Convert the lines below into a Markdown table with two columns, Row and Line. Number each row and leave out any blank lines.

╔══

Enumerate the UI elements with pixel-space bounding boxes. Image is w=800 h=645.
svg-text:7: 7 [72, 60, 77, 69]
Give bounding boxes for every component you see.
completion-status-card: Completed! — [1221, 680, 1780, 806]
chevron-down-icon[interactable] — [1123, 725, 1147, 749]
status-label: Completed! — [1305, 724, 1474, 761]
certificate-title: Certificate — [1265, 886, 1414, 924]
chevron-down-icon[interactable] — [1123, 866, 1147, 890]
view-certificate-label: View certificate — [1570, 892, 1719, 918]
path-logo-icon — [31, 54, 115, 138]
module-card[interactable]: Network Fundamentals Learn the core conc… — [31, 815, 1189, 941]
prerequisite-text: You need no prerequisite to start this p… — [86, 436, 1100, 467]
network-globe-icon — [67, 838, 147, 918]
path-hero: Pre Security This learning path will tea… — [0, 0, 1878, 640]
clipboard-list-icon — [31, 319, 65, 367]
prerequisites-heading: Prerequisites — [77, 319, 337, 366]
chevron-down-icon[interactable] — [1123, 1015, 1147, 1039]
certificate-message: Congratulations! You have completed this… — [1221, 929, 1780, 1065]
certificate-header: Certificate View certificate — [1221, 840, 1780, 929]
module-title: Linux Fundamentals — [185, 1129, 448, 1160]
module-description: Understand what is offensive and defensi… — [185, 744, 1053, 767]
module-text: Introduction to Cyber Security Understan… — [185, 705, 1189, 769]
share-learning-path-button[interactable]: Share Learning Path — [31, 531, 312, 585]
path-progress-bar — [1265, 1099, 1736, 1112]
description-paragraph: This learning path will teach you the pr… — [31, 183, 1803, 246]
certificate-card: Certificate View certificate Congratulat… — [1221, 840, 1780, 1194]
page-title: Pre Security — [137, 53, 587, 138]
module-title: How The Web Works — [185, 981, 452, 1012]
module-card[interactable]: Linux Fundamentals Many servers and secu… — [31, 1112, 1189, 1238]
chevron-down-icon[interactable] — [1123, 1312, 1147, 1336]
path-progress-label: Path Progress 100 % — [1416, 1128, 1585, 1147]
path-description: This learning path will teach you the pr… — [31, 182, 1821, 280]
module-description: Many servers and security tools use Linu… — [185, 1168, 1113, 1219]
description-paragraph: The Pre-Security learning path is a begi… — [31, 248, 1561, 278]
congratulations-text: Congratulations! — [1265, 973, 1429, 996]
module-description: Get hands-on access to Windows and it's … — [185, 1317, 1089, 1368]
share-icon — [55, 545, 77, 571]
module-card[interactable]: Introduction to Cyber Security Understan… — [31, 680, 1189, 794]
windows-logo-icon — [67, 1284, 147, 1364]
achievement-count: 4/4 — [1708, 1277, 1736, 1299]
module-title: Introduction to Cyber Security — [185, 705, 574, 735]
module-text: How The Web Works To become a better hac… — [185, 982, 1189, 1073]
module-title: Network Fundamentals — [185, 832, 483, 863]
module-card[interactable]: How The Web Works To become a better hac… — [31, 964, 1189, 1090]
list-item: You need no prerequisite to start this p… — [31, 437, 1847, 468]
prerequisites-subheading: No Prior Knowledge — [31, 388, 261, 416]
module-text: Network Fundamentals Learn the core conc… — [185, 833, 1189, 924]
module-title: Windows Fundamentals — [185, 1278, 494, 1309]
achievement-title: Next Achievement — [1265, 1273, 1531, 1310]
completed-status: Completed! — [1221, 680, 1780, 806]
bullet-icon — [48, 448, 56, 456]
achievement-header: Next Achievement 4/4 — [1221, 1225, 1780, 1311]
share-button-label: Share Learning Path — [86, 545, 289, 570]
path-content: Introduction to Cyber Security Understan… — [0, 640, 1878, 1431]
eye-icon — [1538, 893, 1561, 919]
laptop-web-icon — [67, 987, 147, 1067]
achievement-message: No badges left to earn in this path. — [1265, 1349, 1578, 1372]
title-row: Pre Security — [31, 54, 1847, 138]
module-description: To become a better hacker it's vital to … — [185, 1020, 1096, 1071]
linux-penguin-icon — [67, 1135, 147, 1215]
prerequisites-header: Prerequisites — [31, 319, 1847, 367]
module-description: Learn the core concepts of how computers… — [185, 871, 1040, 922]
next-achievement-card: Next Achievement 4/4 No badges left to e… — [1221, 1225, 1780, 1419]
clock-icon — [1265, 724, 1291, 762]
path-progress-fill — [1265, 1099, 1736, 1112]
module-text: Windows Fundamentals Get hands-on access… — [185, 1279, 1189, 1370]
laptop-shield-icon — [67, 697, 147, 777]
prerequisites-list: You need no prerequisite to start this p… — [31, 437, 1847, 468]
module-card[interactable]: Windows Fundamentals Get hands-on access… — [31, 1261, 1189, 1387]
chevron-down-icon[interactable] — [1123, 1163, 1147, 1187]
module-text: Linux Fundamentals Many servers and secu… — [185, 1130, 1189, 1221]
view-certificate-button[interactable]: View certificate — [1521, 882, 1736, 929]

╚══

§ RESPONSE TO THIS TASK:
| Row | Line |
|---|---|
| 1 | Enumerate the UI elements with pixel-space bounding boxes. Image is w=800 h=645. |
| 2 | svg-text:7: 7 [72, 60, 77, 69] |
| 3 | Give bounding boxes for every component you see. |
| 4 | completion-status-card: Completed! — [1221, 680, 1780, 806] |
| 5 | chevron-down-icon[interactable] — [1123, 725, 1147, 749] |
| 6 | status-label: Completed! — [1305, 724, 1474, 761] |
| 7 | certificate-title: Certificate — [1265, 886, 1414, 924] |
| 8 | chevron-down-icon[interactable] — [1123, 866, 1147, 890] |
| 9 | view-certificate-label: View certificate — [1570, 892, 1719, 918] |
| 10 | path-logo-icon — [31, 54, 115, 138] |
| 11 | module-card[interactable]: Network Fundamentals Learn the core conc… — [31, 815, 1189, 941] |
| 12 | prerequisite-text: You need no prerequisite to start this p… — [86, 436, 1100, 467] |
| 13 | network-globe-icon — [67, 838, 147, 918] |
| 14 | path-hero: Pre Security This learning path will tea… — [0, 0, 1878, 640] |
| 15 | clipboard-list-icon — [31, 319, 65, 367] |
| 16 | prerequisites-heading: Prerequisites — [77, 319, 337, 366] |
| 17 | chevron-down-icon[interactable] — [1123, 1015, 1147, 1039] |
| 18 | certificate-message: Congratulations! You have completed this… — [1221, 929, 1780, 1065] |
| 19 | certificate-header: Certificate View certificate — [1221, 840, 1780, 929] |
| 20 | module-title: Linux Fundamentals — [185, 1129, 448, 1160] |
| 21 | module-description: Understand what is offensive and defensi… — [185, 744, 1053, 767] |
| 22 | module-text: Introduction to Cyber Security Understan… — [185, 705, 1189, 769] |
| 23 | share-learning-path-button[interactable]: Share Learning Path — [31, 531, 312, 585] |
| 24 | path-progress-bar — [1265, 1099, 1736, 1112] |
| 25 | description-paragraph: This learning path will teach you the pr… — [31, 183, 1803, 246] |
| 26 | certificate-card: Certificate View certificate Congratulat… — [1221, 840, 1780, 1194] |
| 27 | page-title: Pre Security — [137, 53, 587, 138] |
| 28 | module-title: How The Web Works — [185, 981, 452, 1012] |
| 29 | module-card[interactable]: Linux Fundamentals Many servers and secu… — [31, 1112, 1189, 1238] |
| 30 | chevron-down-icon[interactable] — [1123, 1312, 1147, 1336] |
| 31 | path-progress-label: Path Progress 100 % — [1416, 1128, 1585, 1147] |
| 32 | path-description: This learning path will teach you the pr… — [31, 182, 1821, 280] |
| 33 | module-description: Many servers and security tools use Linu… — [185, 1168, 1113, 1219] |
| 34 | description-paragraph: The Pre-Security learning path is a begi… — [31, 248, 1561, 278] |
| 35 | congratulations-text: Congratulations! — [1265, 973, 1429, 996] |
| 36 | module-description: Get hands-on access to Windows and it's … — [185, 1317, 1089, 1368] |
| 37 | share-icon — [55, 545, 77, 571] |
| 38 | module-card[interactable]: Introduction to Cyber Security Understan… — [31, 680, 1189, 794] |
| 39 | windows-logo-icon — [67, 1284, 147, 1364] |
| 40 | achievement-count: 4/4 — [1708, 1277, 1736, 1299] |
| 41 | module-title: Introduction to Cyber Security — [185, 705, 574, 735] |
| 42 | module-text: How The Web Works To become a better hac… — [185, 982, 1189, 1073] |
| 43 | module-title: Network Fundamentals — [185, 832, 483, 863] |
| 44 | module-card[interactable]: How The Web Works To become a better hac… — [31, 964, 1189, 1090] |
| 45 | list-item: You need no prerequisite to start this p… — [31, 437, 1847, 468] |
| 46 | prerequisites-subheading: No Prior Knowledge — [31, 388, 261, 416] |
| 47 | module-text: Network Fundamentals Learn the core conc… — [185, 833, 1189, 924] |
| 48 | module-title: Windows Fundamentals — [185, 1278, 494, 1309] |
| 49 | achievement-title: Next Achievement — [1265, 1273, 1531, 1310] |
| 50 | completed-status: Completed! — [1221, 680, 1780, 806] |
| 51 | bullet-icon — [48, 448, 56, 456] |
| 52 | achievement-header: Next Achievement 4/4 — [1221, 1225, 1780, 1311] |
| 53 | share-button-label: Share Learning Path — [86, 545, 289, 570] |
| 54 | path-content: Introduction to Cyber Security Understan… — [0, 640, 1878, 1431] |
| 55 | eye-icon — [1538, 893, 1561, 919] |
| 56 | laptop-web-icon — [67, 987, 147, 1067] |
| 57 | achievement-message: No badges left to earn in this path. — [1265, 1349, 1578, 1372] |
| 58 | title-row: Pre Security — [31, 54, 1847, 138] |
| 59 | module-description: To become a better hacker it's vital to … — [185, 1020, 1096, 1071] |
| 60 | linux-penguin-icon — [67, 1135, 147, 1215] |
| 61 | prerequisites-header: Prerequisites — [31, 319, 1847, 367] |
| 62 | module-description: Learn the core concepts of how computers… — [185, 871, 1040, 922] |
| 63 | next-achievement-card: Next Achievement 4/4 No badges left to e… — [1221, 1225, 1780, 1419] |
| 64 | clock-icon — [1265, 724, 1291, 762] |
| 65 | path-progress-fill — [1265, 1099, 1736, 1112] |
| 66 | module-text: Windows Fundamentals Get hands-on access… — [185, 1279, 1189, 1370] |
| 67 | laptop-shield-icon — [67, 697, 147, 777] |
| 68 | prerequisites-list: You need no prerequisite to start this p… — [31, 437, 1847, 468] |
| 69 | module-card[interactable]: Windows Fundamentals Get hands-on access… — [31, 1261, 1189, 1387] |
| 70 | chevron-down-icon[interactable] — [1123, 1163, 1147, 1187] |
| 71 | module-text: Linux Fundamentals Many servers and secu… — [185, 1130, 1189, 1221] |
| 72 | view-certificate-button[interactable]: View certificate — [1521, 882, 1736, 929] |